Transcribe the records below exactly as they appear, omitting any pictures.
— start EXERCISE MATERIAL —
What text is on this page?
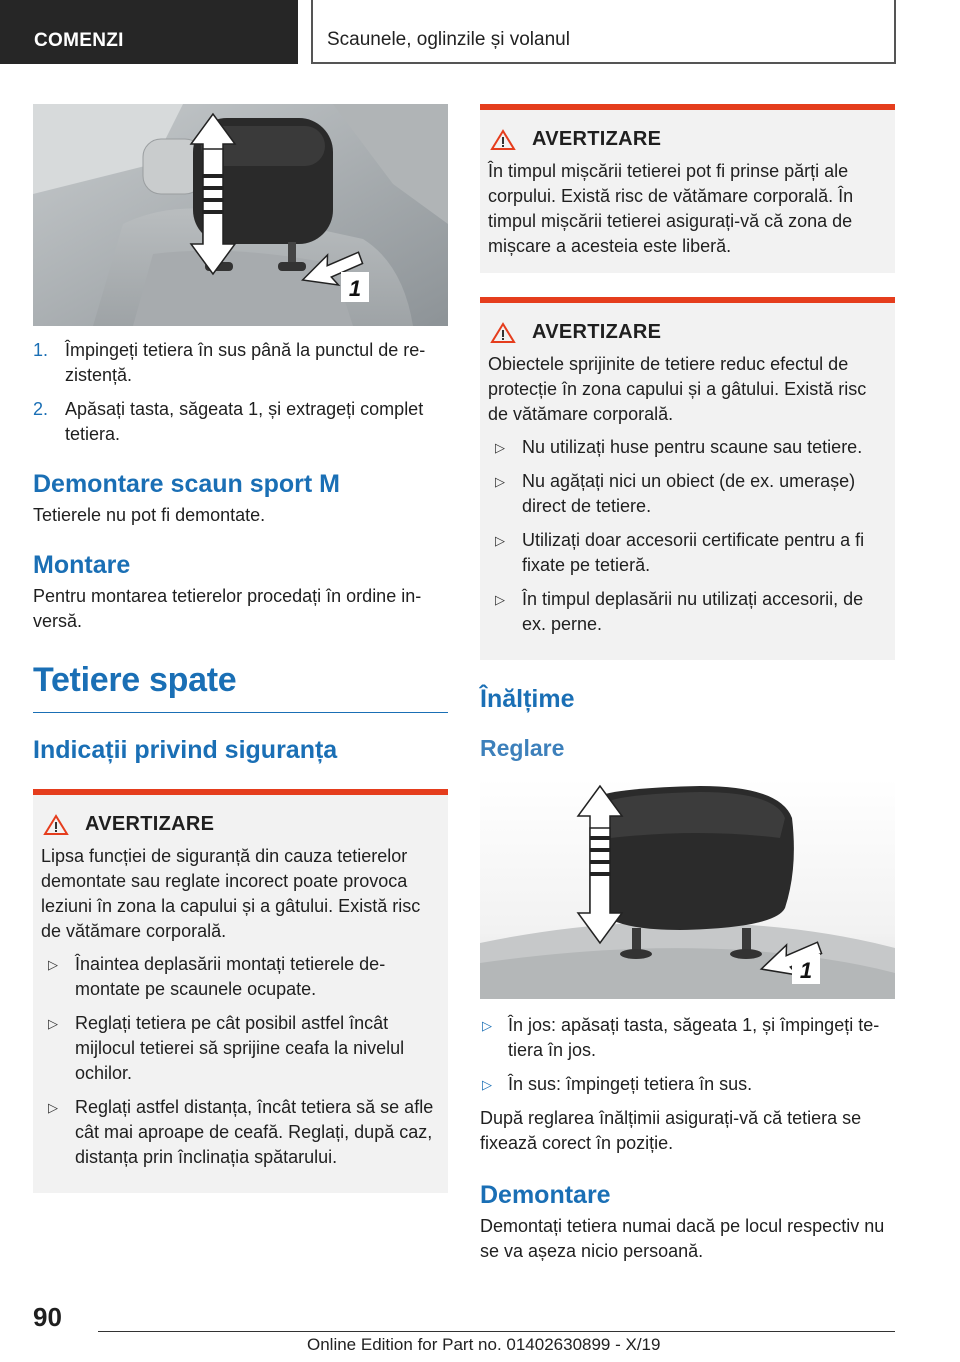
COMENZI	Scaunele, oglinzile și volanul
1
1. Împingeți tetiera în sus până la punctul de re‐zistență.
2. Apăsați tasta, săgeata 1, și extrageți complet tetiera.
Demontare scaun sport M

Tetierele nu pot fi demontate.

Montare

Pentru montarea tetierelor procedați în ordine in‐versă.

Tetiere spate
Indicații privind siguranța
AVERTIZARE

Lipsa funcției de siguranță din cauza tetierelor demontate sau reglate incorect poate provoca leziuni în zona la capului și a gâtului. Există risc de vătămare corporală.

▷ Înaintea deplasării montați tetierele de‐montate pe scaunele ocupate.
▷ Reglați tetiera pe cât posibil astfel încât mijlocul tetierei să sprijine ceafa la nivelul ochilor.
▷ Reglați astfel distanța, încât tetiera să se afle cât mai aproape de ceafă. Reglați, după caz, distanța prin înclinația spătarului.
AVERTIZARE

În timpul mișcării tetierei pot fi prinse părți ale corpului. Există risc de vătămare corporală. În timpul mișcării tetierei asigurați-vă că zona de mișcare a acesteia este liberă.

AVERTIZARE

Obiectele sprijinite de tetiere reduc efectul de protecție în zona capului și a gâtului. Există risc de vătămare corporală.

▷ Nu utilizați huse pentru scaune sau tetiere.
▷ Nu agățați nici un obiect (de ex. umerașe) direct de tetiere.
▷ Utilizați doar accesorii certificate pentru a fi fixate pe tetieră.
▷ În timpul deplasării nu utilizați accesorii, de ex. perne.
Înălțime
Reglare
1
▷ În jos: apăsați tasta, săgeata 1, și împingeți te‐tiera în jos.
▷ În sus: împingeți tetiera în sus.

După reglarea înălțimii asigurați-vă că tetiera se fixează corect în poziție.

Demontare

Demontați tetiera numai dacă pe locul respectiv nu se va așeza nicio persoană.

90
Online Edition for Part no. 01402630899 - X/19
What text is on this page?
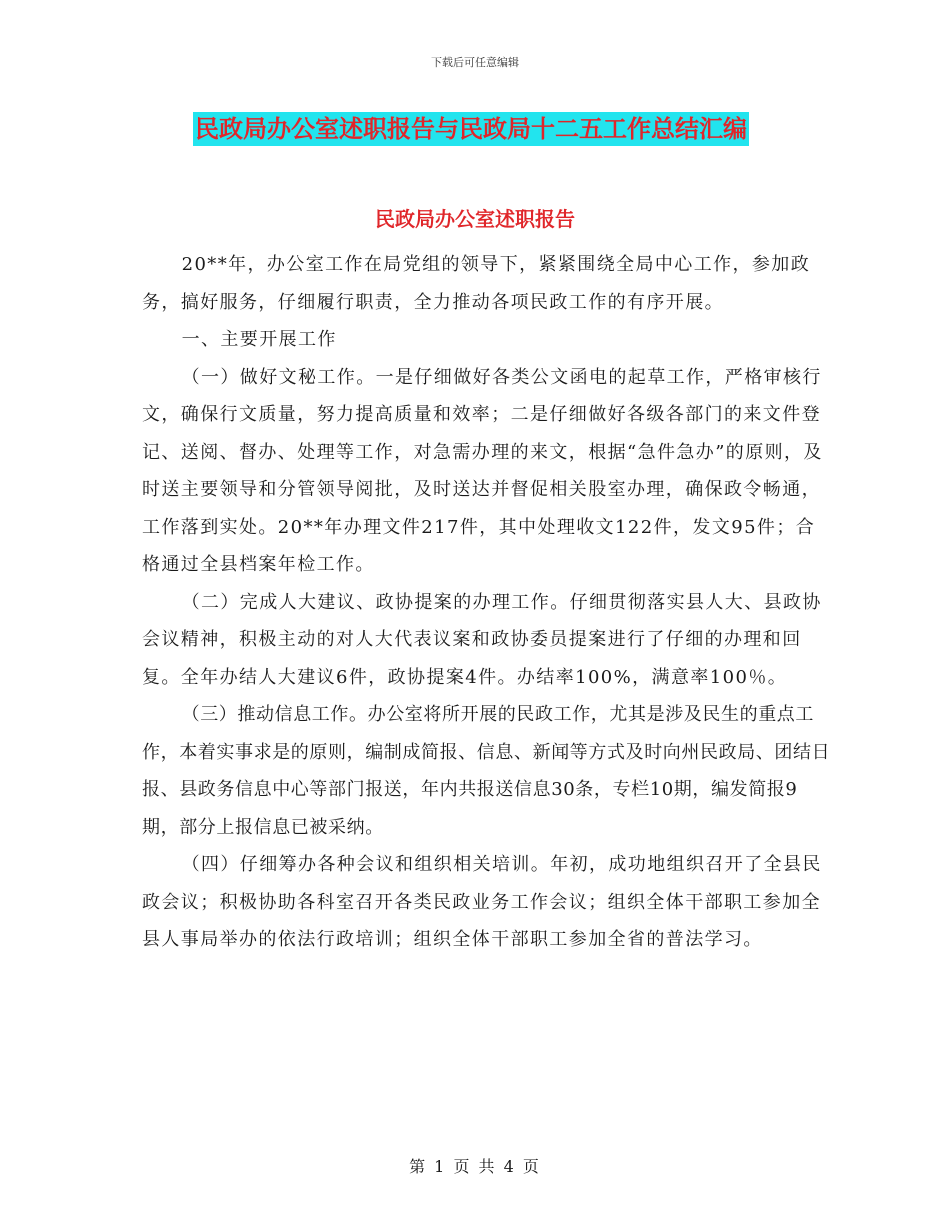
下载后可任意编辑
民政局办公室述职报告与民政局十二五工作总结汇编
民政局办公室述职报告

20**年，办公室工作在局党组的领导下，紧紧围绕全局中心工作，参加政务，搞好服务，仔细履行职责，全力推动各项民政工作的有序开展。

一、主要开展工作

（一）做好文秘工作。一是仔细做好各类公文函电的起草工作，严格审核行文，确保行文质量，努力提高质量和效率；二是仔细做好各级各部门的来文件登记、送阅、督办、处理等工作，对急需办理的来文，根据“急件急办”的原则，及时送主要领导和分管领导阅批，及时送达并督促相关股室办理，确保政令畅通，工作落到实处。20**年办理文件217件，其中处理收文122件，发文95件；合格通过全县档案年检工作。

（二）完成人大建议、政协提案的办理工作。仔细贯彻落实县人大、县政协会议精神，积极主动的对人大代表议案和政协委员提案进行了仔细的办理和回复。全年办结人大建议6件，政协提案4件。办结率100%，满意率100％。

（三）推动信息工作。办公室将所开展的民政工作，尤其是涉及民生的重点工作，本着实事求是的原则，编制成简报、信息、新闻等方式及时向州民政局、团结日报、县政务信息中心等部门报送，年内共报送信息30条，专栏10期，编发简报9期，部分上报信息已被采纳。

（四）仔细筹办各种会议和组织相关培训。年初，成功地组织召开了全县民政会议；积极协助各科室召开各类民政业务工作会议；组织全体干部职工参加全县人事局举办的依法行政培训；组织全体干部职工参加全省的普法学习。

第 1 页 共 4 页
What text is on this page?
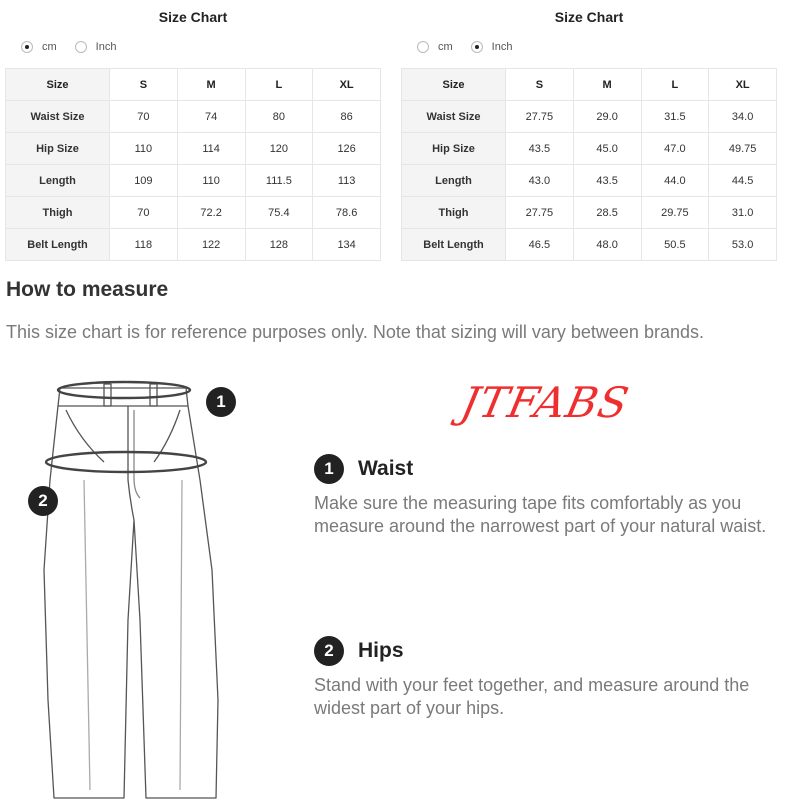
Size Chart
cm	Inch
Size	S	M	L	XL
Waist Size	70	74	80	86
Hip Size	110	114	120	126
Length	109	110	111.5	113
Thigh	70	72.2	75.4	78.6
Belt Length	118	122	128	134
Size Chart
cm	Inch
Size	S	M	L	XL
Waist Size	27.75	29.0	31.5	34.0
Hip Size	43.5	45.0	47.0	49.75
Length	43.0	43.5	44.0	44.5
Thigh	27.75	28.5	29.75	31.0
Belt Length	46.5	48.0	50.5	53.0
How to measure
This size chart is for reference purposes only. Note that sizing will vary between brands.
1
2
JTFABS
1	Waist
Make sure the measuring tape fits comfortably as you measure around the narrowest part of your natural waist.
2	Hips
Stand with your feet together, and measure around the widest part of your hips.
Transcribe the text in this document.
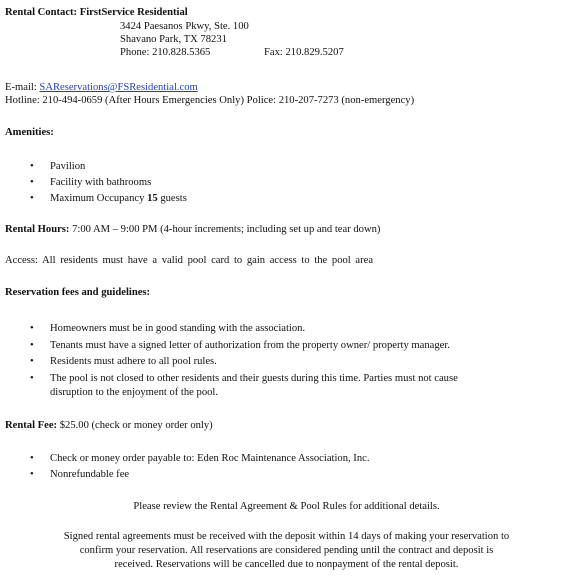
Rental Contact: FirstService Residential
3424 Paesanos Pkwy, Ste. 100
Shavano Park, TX 78231
Phone: 210.828.5365	Fax: 210.829.5207
E-mail: SAReservations@FSResidential.com
Hotline: 210-494-0659 (After Hours Emergencies Only) Police: 210-207-7273 (non-emergency)
Amenities:
• Pavilion
• Facility with bathrooms
• Maximum Occupancy 15 guests
Rental Hours: 7:00 AM – 9:00 PM (4-hour increments; including set up and tear down)
Access: All residents must have a valid pool card to gain access to the pool area
Reservation fees and guidelines:
• Homeowners must be in good standing with the association.
• Tenants must have a signed letter of authorization from the property owner/ property manager.
• Residents must adhere to all pool rules.
• The pool is not closed to other residents and their guests during this time. Parties must not cause
disruption to the enjoyment of the pool.
Rental Fee: $25.00 (check or money order only)
• Check or money order payable to: Eden Roc Maintenance Association, Inc.
• Nonrefundable fee
Please review the Rental Agreement & Pool Rules for additional details.
Signed rental agreements must be received with the deposit within 14 days of making your reservation to
confirm your reservation. All reservations are considered pending until the contract and deposit is
received. Reservations will be cancelled due to nonpayment of the rental deposit.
— end EXERCISE MATERIAL —
● **EXPECTED ANSWER**:
What text is on this page?
COMENZI	Scaunele, oglinzile și volanul
1
1. Împingeți tetiera în sus până la punctul de re‐zistență.
2. Apăsați tasta, săgeata 1, și extrageți complet tetiera.
Demontare scaun sport M

Tetierele nu pot fi demontate.

Montare

Pentru montarea tetierelor procedați în ordine in‐versă.

Tetiere spate
Indicații privind siguranța
AVERTIZARE

Lipsa funcției de siguranță din cauza tetierelor demontate sau reglate incorect poate provoca leziuni în zona la capului și a gâtului. Există risc de vătămare corporală.

▷ Înaintea deplasării montați tetierele de‐montate pe scaunele ocupate.
▷ Reglați tetiera pe cât posibil astfel încât mijlocul tetierei să sprijine ceafa la nivelul ochilor.
▷ Reglați astfel distanța, încât tetiera să se afle cât mai aproape de ceafă. Reglați, după caz, distanța prin înclinația spătarului.
AVERTIZARE

În timpul mișcării tetierei pot fi prinse părți ale corpului. Există risc de vătămare corporală. În timpul mișcării tetierei asigurați-vă că zona de mișcare a acesteia este liberă.

AVERTIZARE

Obiectele sprijinite de tetiere reduc efectul de protecție în zona capului și a gâtului. Există risc de vătămare corporală.

▷ Nu utilizați huse pentru scaune sau tetiere.
▷ Nu agățați nici un obiect (de ex. umerașe) direct de tetiere.
▷ Utilizați doar accesorii certificate pentru a fi fixate pe tetieră.
▷ În timpul deplasării nu utilizați accesorii, de ex. perne.
Înălțime
Reglare
1
▷ În jos: apăsați tasta, săgeata 1, și împingeți te‐tiera în jos.
▷ În sus: împingeți tetiera în sus.

După reglarea înălțimii asigurați-vă că tetiera se fixează corect în poziție.

Demontare

Demontați tetiera numai dacă pe locul respectiv nu se va așeza nicio persoană.

90
Online Edition for Part no. 01402630899 - X/19
What text is on this page?
下载后可任意编辑
民政局办公室述职报告与民政局十二五工作总结汇编
民政局办公室述职报告

20**年，办公室工作在局党组的领导下，紧紧围绕全局中心工作，参加政务，搞好服务，仔细履行职责，全力推动各项民政工作的有序开展。

一、主要开展工作

（一）做好文秘工作。一是仔细做好各类公文函电的起草工作，严格审核行文，确保行文质量，努力提高质量和效率；二是仔细做好各级各部门的来文件登记、送阅、督办、处理等工作，对急需办理的来文，根据“急件急办”的原则，及时送主要领导和分管领导阅批，及时送达并督促相关股室办理，确保政令畅通，工作落到实处。20**年办理文件217件，其中处理收文122件，发文95件；合格通过全县档案年检工作。

（二）完成人大建议、政协提案的办理工作。仔细贯彻落实县人大、县政协会议精神，积极主动的对人大代表议案和政协委员提案进行了仔细的办理和回复。全年办结人大建议6件，政协提案4件。办结率100%，满意率100％。

（三）推动信息工作。办公室将所开展的民政工作，尤其是涉及民生的重点工作，本着实事求是的原则，编制成简报、信息、新闻等方式及时向州民政局、团结日报、县政务信息中心等部门报送，年内共报送信息30条，专栏10期，编发简报9期，部分上报信息已被采纳。

（四）仔细筹办各种会议和组织相关培训。年初，成功地组织召开了全县民政会议；积极协助各科室召开各类民政业务工作会议；组织全体干部职工参加全县人事局举办的依法行政培训；组织全体干部职工参加全省的普法学习。

第 1 页 共 4 页
What text is on this page?
Size Chart
cm	Inch
Size	S	M	L	XL
Waist Size	70	74	80	86
Hip Size	110	114	120	126
Length	109	110	111.5	113
Thigh	70	72.2	75.4	78.6
Belt Length	118	122	128	134
Size Chart
cm	Inch
Size	S	M	L	XL
Waist Size	27.75	29.0	31.5	34.0
Hip Size	43.5	45.0	47.0	49.75
Length	43.0	43.5	44.0	44.5
Thigh	27.75	28.5	29.75	31.0
Belt Length	46.5	48.0	50.5	53.0
How to measure
This size chart is for reference purposes only. Note that sizing will vary between brands.
1
2
JTFABS
1	Waist
Make sure the measuring tape fits comfortably as you measure around the narrowest part of your natural waist.
2	Hips
Stand with your feet together, and measure around the widest part of your hips.
Transcribe the text in this document.
Rental Contact: FirstService Residential
3424 Paesanos Pkwy, Ste. 100
Shavano Park, TX 78231
Phone: 210.828.5365	Fax: 210.829.5207
E-mail: SAReservations@FSResidential.com
Hotline: 210-494-0659 (After Hours Emergencies Only) Police: 210-207-7273 (non-emergency)
Amenities:
• Pavilion
• Facility with bathrooms
• Maximum Occupancy 15 guests
Rental Hours: 7:00 AM – 9:00 PM (4-hour increments; including set up and tear down)
Access: All residents must have a valid pool card to gain access to the pool area
Reservation fees and guidelines:
• Homeowners must be in good standing with the association.
• Tenants must have a signed letter of authorization from the property owner/ property manager.
• Residents must adhere to all pool rules.
• The pool is not closed to other residents and their guests during this time. Parties must not cause
disruption to the enjoyment of the pool.
Rental Fee: $25.00 (check or money order only)
• Check or money order payable to: Eden Roc Maintenance Association, Inc.
• Nonrefundable fee
Please review the Rental Agreement & Pool Rules for additional details.
Signed rental agreements must be received with the deposit within 14 days of making your reservation to
confirm your reservation. All reservations are considered pending until the contract and deposit is
received. Reservations will be cancelled due to nonpayment of the rental deposit.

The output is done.